__DATA FOR PROCESSING__
▶

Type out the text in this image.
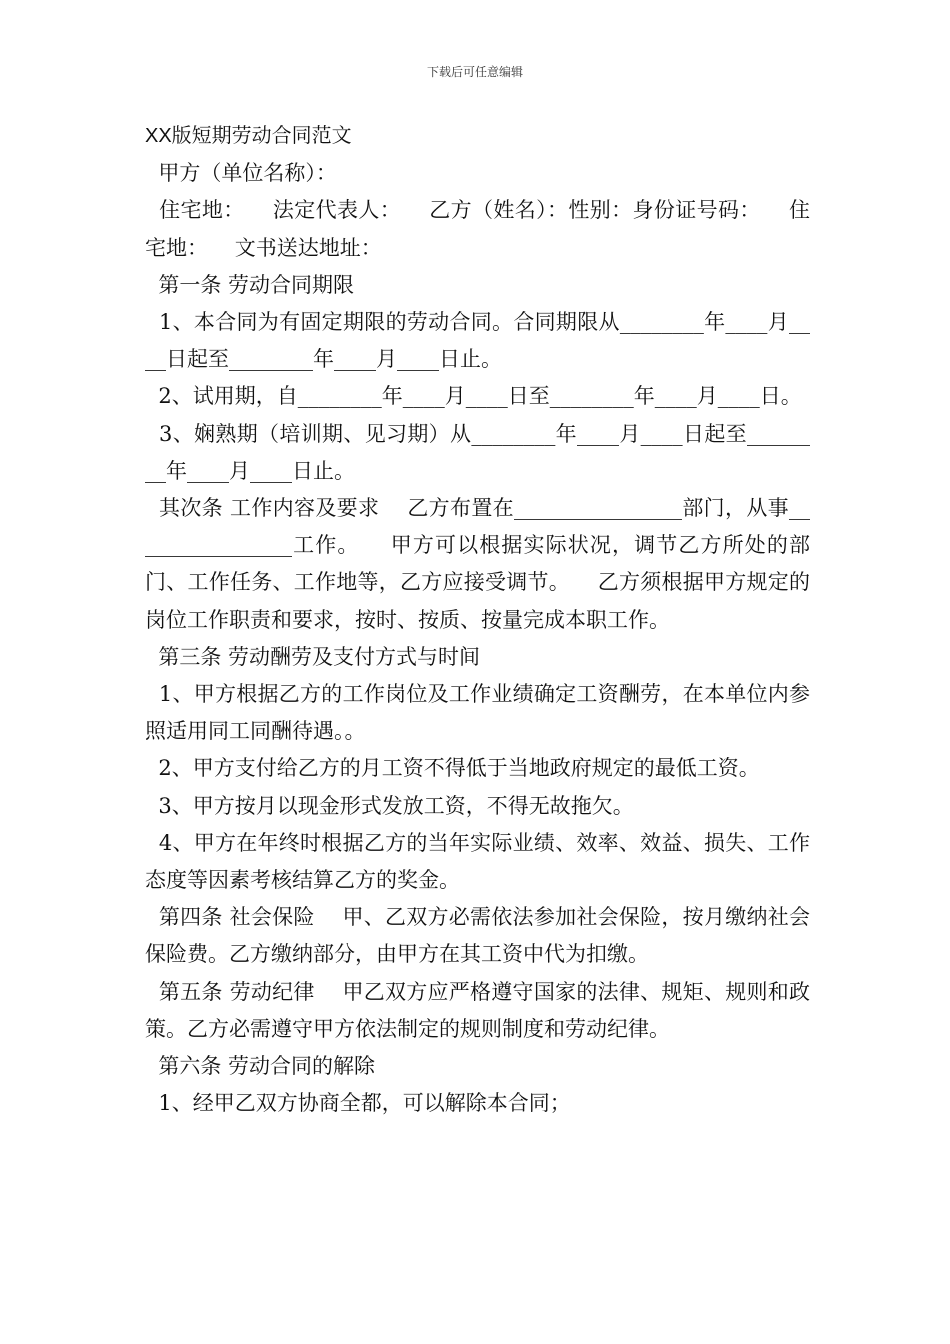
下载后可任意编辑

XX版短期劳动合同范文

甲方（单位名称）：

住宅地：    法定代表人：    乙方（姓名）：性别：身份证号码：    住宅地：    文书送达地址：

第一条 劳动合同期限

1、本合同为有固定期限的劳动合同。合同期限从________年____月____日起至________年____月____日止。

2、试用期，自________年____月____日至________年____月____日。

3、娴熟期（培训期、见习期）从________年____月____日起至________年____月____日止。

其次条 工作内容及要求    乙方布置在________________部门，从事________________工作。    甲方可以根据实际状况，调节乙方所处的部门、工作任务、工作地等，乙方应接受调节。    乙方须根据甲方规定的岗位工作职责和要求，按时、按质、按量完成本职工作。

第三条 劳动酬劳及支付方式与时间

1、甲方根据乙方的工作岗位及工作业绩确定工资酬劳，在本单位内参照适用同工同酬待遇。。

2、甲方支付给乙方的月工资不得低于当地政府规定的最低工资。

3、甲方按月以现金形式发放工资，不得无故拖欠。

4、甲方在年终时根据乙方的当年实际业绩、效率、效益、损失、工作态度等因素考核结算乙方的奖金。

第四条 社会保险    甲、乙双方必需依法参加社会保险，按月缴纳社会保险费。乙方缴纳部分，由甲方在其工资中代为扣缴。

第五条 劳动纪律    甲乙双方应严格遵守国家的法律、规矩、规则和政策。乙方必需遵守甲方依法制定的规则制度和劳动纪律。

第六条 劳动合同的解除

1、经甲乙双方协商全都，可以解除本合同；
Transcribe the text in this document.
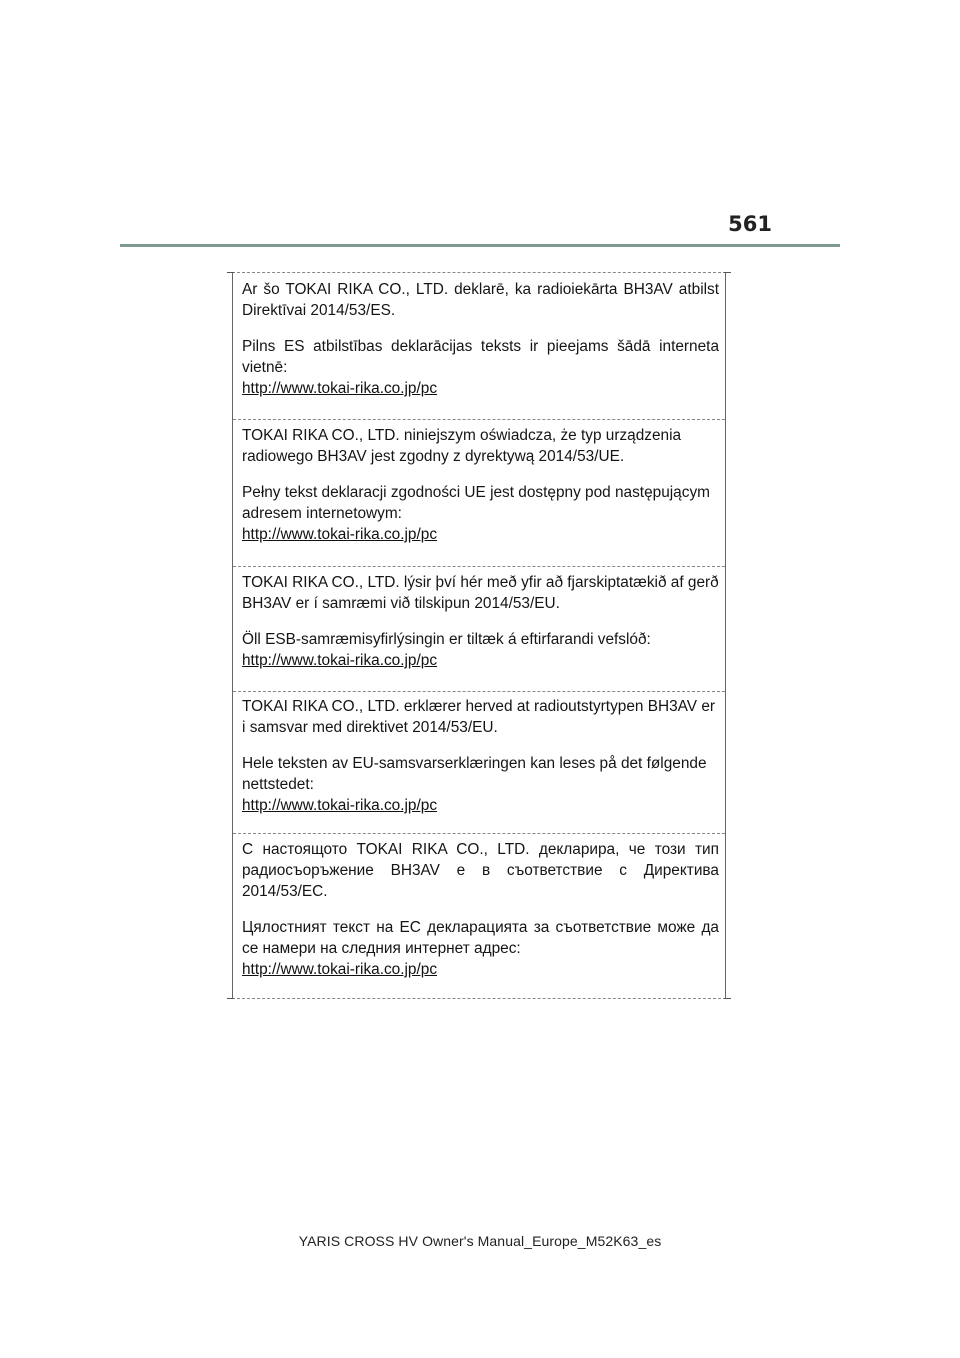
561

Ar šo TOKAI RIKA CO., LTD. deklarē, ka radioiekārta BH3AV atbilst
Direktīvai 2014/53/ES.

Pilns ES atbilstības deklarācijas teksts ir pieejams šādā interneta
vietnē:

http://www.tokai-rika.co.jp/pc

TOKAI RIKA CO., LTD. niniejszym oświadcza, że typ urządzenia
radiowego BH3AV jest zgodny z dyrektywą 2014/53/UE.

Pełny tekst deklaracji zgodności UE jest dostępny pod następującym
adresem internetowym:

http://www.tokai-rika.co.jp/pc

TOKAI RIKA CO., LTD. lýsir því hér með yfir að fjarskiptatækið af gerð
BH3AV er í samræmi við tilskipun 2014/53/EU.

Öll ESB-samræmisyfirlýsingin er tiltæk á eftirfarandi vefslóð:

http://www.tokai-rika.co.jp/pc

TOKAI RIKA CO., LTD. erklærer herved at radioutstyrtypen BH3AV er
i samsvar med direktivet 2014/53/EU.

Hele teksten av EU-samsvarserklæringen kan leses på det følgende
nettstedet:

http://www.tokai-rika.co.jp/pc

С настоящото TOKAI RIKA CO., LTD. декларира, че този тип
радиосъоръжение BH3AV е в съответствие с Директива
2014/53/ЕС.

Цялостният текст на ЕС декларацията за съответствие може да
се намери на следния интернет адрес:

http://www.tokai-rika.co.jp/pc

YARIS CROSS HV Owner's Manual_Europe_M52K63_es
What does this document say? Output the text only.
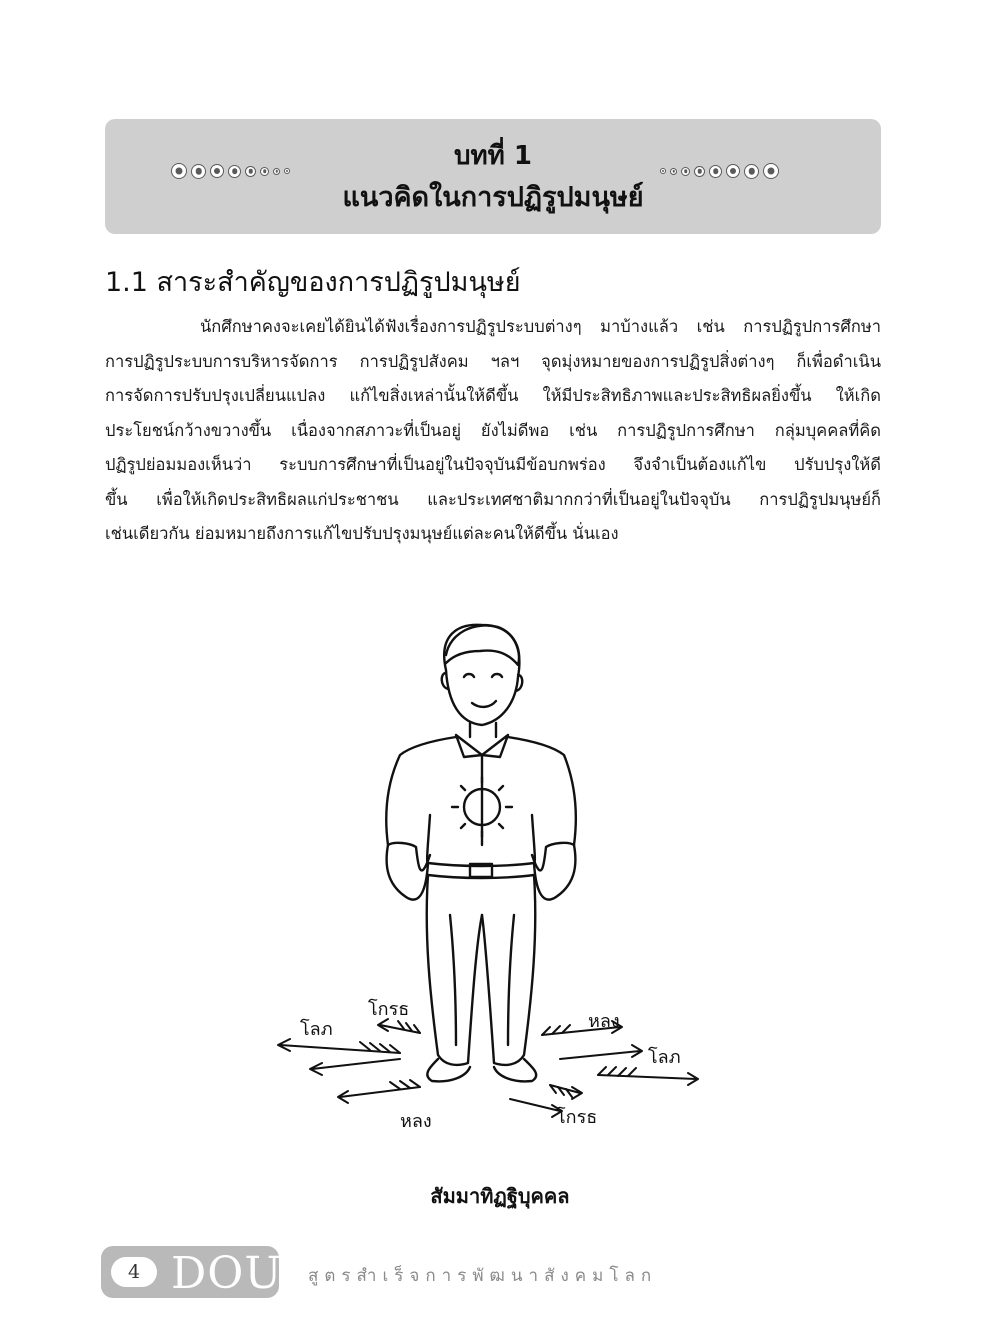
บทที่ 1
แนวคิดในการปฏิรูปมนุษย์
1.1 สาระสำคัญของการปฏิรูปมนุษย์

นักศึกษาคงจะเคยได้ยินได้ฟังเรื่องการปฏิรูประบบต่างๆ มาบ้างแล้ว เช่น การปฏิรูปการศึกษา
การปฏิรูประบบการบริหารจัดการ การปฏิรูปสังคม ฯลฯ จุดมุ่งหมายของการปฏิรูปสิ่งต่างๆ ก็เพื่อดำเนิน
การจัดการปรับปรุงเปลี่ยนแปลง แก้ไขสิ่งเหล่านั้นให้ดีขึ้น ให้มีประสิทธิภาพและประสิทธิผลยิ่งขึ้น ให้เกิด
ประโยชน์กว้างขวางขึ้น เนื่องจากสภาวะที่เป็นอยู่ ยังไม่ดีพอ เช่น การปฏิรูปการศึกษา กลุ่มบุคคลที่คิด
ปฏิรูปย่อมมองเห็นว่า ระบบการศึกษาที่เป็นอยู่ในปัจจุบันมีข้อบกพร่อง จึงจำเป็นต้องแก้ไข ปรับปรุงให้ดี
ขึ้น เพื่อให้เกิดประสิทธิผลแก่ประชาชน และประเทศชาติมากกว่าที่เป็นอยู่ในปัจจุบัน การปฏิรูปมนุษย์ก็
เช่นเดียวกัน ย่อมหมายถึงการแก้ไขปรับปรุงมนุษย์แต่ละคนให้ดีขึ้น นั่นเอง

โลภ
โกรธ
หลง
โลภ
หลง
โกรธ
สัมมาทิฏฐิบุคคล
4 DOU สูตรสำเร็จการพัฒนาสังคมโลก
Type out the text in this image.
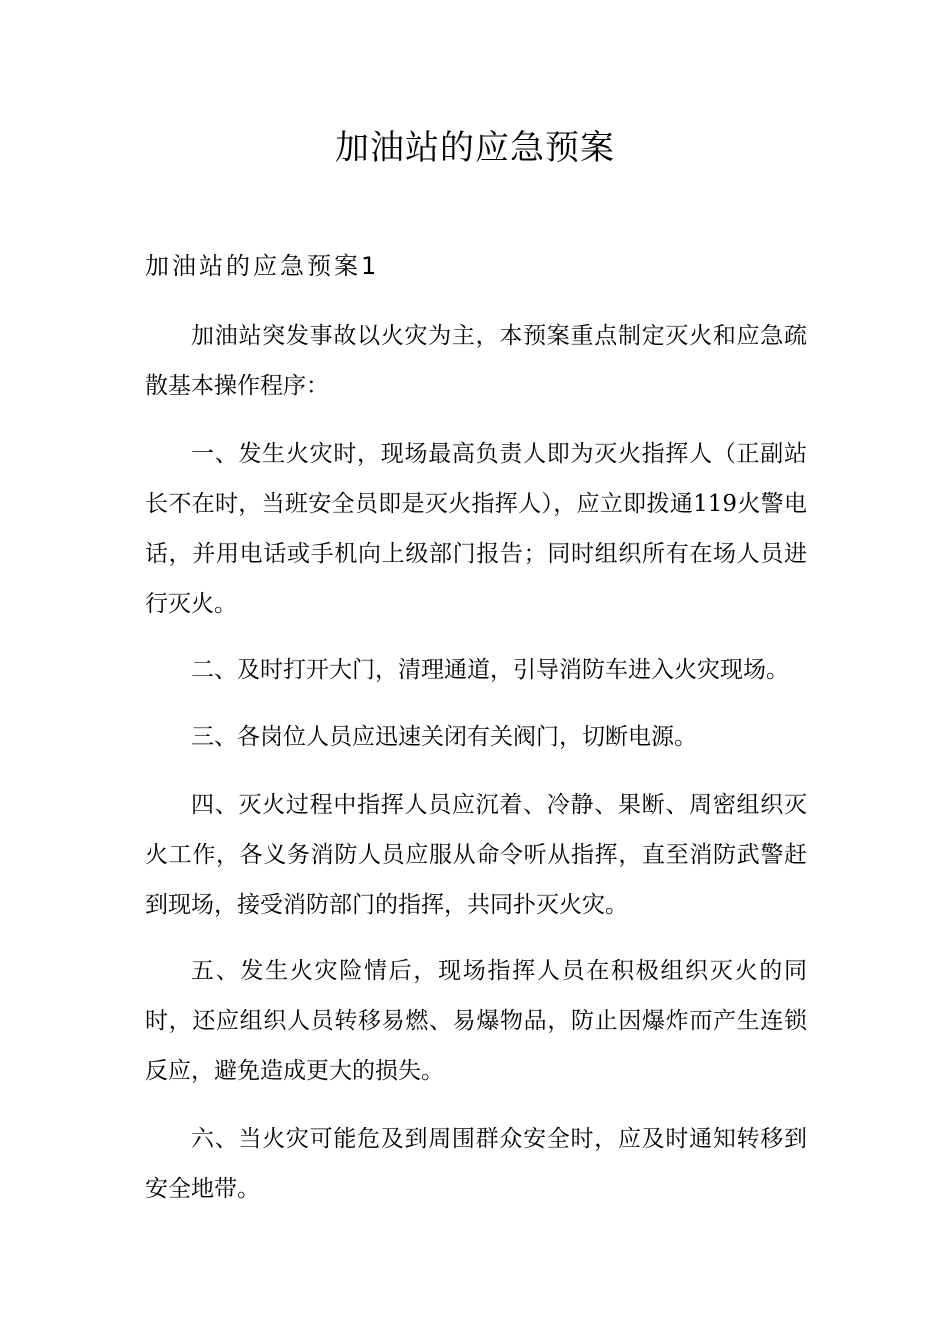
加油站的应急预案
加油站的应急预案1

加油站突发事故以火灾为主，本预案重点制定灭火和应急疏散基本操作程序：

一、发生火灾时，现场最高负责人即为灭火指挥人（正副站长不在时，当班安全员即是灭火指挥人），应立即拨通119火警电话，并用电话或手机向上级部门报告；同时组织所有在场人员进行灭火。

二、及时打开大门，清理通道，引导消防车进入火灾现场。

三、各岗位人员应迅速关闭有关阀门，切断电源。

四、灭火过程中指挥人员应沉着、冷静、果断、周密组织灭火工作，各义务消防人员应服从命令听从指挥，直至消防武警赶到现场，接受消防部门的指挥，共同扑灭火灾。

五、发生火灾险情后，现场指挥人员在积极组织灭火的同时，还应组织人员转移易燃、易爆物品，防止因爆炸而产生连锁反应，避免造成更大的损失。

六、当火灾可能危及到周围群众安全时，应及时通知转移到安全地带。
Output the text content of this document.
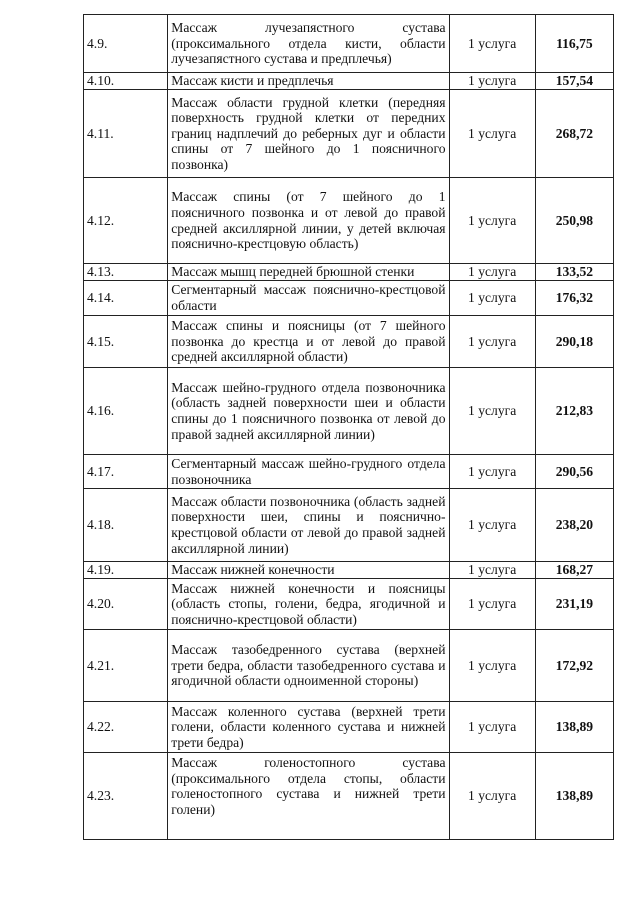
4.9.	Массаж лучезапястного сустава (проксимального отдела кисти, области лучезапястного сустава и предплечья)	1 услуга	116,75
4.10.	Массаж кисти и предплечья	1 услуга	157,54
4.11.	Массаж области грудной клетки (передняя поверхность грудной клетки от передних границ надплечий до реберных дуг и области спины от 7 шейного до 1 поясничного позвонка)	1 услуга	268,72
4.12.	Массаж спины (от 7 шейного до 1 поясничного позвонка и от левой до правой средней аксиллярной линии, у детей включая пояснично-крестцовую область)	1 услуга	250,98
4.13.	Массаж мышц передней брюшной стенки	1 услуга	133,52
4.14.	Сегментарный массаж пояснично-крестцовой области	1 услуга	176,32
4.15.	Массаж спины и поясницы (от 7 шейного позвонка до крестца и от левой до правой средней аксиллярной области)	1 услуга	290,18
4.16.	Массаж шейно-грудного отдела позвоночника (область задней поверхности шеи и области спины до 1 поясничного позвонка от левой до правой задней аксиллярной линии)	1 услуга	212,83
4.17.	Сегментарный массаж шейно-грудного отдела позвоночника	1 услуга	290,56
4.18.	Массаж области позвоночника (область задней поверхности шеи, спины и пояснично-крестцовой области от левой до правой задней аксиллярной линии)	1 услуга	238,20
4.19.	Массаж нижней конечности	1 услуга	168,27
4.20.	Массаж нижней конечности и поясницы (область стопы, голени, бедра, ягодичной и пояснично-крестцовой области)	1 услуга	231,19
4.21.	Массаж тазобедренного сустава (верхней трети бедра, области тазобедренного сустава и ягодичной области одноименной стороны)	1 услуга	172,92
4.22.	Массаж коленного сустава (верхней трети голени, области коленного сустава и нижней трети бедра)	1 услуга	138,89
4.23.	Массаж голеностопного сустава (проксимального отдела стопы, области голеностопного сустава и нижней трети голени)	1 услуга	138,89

◀

__WHAT TO DO__
Your task is to report how many lines of the material include the string "text". Give the number and no other words.

__RESPONSE TO THIS EXERCISE__
5